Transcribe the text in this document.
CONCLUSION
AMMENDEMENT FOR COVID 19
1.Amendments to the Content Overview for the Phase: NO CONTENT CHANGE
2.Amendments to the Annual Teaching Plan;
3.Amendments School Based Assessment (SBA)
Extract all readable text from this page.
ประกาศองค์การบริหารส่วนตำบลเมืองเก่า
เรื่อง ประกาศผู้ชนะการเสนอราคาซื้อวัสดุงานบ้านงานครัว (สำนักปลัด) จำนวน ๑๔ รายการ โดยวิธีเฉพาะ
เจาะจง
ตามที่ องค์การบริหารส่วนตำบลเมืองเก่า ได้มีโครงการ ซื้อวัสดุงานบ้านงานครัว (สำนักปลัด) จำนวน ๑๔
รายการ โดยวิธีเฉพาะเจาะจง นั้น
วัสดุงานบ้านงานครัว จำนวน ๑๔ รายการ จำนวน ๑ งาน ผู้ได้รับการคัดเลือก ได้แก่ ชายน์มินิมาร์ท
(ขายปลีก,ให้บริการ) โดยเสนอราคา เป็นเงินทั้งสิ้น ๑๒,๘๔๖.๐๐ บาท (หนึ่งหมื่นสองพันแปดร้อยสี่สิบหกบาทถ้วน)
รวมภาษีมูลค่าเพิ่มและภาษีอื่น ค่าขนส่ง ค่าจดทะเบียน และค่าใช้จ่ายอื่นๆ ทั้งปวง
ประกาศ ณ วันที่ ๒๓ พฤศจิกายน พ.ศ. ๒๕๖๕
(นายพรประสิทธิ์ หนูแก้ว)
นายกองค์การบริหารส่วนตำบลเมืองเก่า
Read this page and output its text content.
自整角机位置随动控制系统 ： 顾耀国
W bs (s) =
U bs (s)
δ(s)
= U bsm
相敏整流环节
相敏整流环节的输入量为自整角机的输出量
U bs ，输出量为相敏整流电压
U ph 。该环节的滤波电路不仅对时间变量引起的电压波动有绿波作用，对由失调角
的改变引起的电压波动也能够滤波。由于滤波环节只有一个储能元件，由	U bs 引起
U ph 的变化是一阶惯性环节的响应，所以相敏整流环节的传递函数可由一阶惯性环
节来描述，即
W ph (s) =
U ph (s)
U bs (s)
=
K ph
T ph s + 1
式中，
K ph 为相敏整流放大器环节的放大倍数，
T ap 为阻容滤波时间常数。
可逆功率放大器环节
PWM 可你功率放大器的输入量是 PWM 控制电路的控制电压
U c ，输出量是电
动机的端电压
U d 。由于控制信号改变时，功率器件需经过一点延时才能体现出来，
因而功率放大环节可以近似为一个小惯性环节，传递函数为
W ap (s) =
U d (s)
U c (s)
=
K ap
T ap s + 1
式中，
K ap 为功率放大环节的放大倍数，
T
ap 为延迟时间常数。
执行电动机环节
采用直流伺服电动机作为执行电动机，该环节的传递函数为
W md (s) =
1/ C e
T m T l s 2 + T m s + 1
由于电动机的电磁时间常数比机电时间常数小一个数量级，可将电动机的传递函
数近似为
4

### What needs to be done:
Copy each line of the listing in which the word "หารส" can be found.

### Full response:
ประกาศองค์การบริหารส่วนตำบลเมืองเก่า
ตามที่ องค์การบริหารส่วนตำบลเมืองเก่า ได้มีโครงการ ซื้อวัสดุงานบ้านงานครัว (สำนักปลัด) จำนวน ๑๔
นายกองค์การบริหารส่วนตำบลเมืองเก่า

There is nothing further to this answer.